* Set problem *
Rewrite the rows from the first line through the line containing "Identify all the", substituting "eye-slash-icon" for "eye-off-icon" and leaving everything else unchanged.

* Data supplied *

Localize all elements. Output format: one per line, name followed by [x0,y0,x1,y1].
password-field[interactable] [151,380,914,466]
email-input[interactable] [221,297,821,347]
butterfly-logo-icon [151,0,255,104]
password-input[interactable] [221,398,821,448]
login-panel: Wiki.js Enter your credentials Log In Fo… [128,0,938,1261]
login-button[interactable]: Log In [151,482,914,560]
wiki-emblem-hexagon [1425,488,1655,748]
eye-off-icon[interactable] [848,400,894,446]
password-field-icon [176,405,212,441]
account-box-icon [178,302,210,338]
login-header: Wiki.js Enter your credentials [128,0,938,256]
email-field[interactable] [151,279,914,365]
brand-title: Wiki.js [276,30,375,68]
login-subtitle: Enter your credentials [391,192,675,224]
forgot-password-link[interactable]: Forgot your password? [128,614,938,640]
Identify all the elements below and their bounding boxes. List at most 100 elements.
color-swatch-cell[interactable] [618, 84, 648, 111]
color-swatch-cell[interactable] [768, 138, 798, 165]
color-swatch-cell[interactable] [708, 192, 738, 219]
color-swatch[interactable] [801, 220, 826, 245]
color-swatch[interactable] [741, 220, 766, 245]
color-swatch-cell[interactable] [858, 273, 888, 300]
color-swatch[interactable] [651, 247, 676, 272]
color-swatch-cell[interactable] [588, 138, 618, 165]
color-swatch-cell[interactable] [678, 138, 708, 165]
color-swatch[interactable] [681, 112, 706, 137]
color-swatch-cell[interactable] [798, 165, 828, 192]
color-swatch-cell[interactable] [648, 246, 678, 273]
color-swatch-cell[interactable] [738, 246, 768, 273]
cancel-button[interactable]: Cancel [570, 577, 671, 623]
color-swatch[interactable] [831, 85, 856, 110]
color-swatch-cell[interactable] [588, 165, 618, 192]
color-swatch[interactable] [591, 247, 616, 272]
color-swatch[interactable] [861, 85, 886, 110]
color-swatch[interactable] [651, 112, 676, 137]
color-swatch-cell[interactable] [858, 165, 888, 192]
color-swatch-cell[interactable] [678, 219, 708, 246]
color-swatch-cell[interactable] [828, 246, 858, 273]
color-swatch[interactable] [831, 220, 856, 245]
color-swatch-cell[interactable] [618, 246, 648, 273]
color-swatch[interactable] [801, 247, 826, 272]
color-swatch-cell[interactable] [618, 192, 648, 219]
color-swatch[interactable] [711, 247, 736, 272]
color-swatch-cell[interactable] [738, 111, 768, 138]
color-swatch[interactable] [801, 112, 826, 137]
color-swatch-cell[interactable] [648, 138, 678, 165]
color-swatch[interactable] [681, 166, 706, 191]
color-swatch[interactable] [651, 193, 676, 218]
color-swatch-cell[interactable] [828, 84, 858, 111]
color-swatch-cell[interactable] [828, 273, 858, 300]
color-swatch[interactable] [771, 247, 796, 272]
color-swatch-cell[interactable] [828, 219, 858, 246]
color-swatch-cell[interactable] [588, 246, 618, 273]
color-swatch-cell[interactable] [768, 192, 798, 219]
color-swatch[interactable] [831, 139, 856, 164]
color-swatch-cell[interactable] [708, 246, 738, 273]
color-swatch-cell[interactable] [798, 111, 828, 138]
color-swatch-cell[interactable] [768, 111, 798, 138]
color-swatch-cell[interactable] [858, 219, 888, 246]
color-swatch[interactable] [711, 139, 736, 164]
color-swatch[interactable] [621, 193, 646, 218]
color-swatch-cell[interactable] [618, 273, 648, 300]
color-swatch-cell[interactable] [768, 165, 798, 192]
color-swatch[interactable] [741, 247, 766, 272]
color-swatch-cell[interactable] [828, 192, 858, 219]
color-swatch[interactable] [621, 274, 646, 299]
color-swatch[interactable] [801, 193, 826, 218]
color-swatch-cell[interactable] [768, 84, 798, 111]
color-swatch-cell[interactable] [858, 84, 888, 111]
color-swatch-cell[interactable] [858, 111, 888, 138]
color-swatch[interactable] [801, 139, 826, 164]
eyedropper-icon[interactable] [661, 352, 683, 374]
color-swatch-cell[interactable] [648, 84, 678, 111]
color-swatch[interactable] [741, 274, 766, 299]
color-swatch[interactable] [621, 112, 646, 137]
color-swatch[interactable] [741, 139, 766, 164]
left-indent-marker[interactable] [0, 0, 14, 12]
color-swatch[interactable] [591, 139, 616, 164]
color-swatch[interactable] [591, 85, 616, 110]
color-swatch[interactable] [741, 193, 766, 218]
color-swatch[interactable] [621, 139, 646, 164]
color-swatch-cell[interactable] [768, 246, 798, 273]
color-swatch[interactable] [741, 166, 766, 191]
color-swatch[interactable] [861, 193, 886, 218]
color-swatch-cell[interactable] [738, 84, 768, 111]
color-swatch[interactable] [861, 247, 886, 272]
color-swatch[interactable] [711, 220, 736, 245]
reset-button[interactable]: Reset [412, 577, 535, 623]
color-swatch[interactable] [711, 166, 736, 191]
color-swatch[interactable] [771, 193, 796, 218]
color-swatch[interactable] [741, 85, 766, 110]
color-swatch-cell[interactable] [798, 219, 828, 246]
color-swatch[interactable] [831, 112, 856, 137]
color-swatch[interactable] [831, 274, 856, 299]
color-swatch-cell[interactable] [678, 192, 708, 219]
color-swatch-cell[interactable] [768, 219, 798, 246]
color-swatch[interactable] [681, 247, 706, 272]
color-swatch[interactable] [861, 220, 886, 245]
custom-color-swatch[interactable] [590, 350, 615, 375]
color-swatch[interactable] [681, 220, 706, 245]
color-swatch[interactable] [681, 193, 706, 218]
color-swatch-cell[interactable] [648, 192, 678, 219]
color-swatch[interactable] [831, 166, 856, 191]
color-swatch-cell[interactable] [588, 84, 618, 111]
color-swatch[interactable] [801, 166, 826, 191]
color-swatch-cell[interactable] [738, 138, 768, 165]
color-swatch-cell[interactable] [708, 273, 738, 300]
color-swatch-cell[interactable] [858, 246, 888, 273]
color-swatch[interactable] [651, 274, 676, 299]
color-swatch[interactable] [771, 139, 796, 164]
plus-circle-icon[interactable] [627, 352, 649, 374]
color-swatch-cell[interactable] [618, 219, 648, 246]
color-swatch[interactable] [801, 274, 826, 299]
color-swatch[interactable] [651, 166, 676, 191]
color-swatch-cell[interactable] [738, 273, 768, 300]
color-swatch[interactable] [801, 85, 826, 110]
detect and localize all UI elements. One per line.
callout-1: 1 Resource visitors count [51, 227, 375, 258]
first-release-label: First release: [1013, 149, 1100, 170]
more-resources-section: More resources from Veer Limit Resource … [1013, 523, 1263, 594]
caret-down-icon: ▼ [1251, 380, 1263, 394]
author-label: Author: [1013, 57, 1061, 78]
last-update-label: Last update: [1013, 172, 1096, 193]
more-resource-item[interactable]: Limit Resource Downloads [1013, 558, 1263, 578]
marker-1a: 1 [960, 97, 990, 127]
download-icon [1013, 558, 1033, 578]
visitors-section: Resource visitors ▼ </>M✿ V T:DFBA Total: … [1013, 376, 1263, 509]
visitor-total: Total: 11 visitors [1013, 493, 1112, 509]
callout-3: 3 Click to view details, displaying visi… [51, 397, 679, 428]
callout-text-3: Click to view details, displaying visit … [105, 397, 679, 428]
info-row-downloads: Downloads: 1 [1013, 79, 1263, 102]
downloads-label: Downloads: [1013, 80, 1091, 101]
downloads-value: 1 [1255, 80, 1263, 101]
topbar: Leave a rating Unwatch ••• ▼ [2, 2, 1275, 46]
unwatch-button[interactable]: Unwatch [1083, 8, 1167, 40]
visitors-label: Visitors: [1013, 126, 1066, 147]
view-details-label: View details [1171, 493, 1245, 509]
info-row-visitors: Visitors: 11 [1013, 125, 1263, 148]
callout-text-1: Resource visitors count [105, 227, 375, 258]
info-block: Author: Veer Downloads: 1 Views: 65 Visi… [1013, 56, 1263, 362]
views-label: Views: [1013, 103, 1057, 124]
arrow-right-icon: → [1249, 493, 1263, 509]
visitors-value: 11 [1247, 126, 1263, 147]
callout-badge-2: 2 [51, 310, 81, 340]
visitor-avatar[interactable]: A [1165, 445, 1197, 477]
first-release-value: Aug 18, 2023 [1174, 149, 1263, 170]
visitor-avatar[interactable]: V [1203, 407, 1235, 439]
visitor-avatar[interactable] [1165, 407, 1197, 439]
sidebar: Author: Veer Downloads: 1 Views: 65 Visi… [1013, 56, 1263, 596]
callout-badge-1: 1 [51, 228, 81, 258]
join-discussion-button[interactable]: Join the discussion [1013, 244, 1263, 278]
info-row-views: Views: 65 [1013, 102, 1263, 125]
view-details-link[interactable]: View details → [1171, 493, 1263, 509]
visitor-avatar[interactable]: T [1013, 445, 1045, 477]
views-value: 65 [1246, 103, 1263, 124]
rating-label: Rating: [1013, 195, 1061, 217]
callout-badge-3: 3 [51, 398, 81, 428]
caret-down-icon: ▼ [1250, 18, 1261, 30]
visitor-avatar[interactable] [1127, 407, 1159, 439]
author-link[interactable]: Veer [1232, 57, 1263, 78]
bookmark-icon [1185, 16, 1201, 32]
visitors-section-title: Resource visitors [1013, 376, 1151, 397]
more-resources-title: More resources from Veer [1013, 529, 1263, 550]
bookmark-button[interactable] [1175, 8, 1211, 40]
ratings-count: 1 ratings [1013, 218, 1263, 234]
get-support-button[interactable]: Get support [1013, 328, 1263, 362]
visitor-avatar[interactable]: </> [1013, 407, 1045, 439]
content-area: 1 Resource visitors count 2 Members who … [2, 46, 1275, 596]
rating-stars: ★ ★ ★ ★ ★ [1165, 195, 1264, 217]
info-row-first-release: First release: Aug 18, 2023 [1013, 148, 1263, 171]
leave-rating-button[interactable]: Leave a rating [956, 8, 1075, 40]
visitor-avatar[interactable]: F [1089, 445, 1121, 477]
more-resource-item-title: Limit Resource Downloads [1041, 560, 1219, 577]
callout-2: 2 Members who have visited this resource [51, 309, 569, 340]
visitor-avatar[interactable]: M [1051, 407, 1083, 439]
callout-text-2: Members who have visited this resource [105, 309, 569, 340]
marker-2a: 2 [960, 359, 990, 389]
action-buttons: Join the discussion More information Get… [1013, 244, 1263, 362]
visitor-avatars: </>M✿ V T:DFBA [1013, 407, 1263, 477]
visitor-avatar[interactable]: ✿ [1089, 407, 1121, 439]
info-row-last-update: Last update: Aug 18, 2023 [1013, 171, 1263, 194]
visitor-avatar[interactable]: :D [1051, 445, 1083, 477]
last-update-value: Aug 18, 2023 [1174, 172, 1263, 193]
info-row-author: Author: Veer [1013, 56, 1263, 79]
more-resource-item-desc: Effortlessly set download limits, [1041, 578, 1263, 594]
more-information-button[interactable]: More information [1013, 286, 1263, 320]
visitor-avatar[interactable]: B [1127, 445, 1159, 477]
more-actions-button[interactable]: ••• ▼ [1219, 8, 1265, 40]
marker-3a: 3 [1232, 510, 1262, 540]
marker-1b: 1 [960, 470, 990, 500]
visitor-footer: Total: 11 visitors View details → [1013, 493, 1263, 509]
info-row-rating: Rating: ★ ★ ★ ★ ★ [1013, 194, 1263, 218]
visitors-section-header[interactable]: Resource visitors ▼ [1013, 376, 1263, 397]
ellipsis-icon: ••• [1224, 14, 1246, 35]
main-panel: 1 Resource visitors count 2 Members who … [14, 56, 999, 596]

* Completed exercise *
Localize all elements. Output format: one per line, name followed by [x0,y0,x1,y1].
password-field[interactable] [151,380,914,466]
email-input[interactable] [221,297,821,347]
butterfly-logo-icon [151,0,255,104]
password-input[interactable] [221,398,821,448]
login-panel: Wiki.js Enter your credentials Log In Fo… [128,0,938,1261]
login-button[interactable]: Log In [151,482,914,560]
wiki-emblem-hexagon [1425,488,1655,748]
eye-slash-icon[interactable] [848,400,894,446]
password-field-icon [176,405,212,441]
account-box-icon [178,302,210,338]
login-header: Wiki.js Enter your credentials [128,0,938,256]
email-field[interactable] [151,279,914,365]
brand-title: Wiki.js [276,30,375,68]
login-subtitle: Enter your credentials [391,192,675,224]
forgot-password-link[interactable]: Forgot your password? [128,614,938,640]
Identify all the elements below and their bounding boxes. List at most 100 elements.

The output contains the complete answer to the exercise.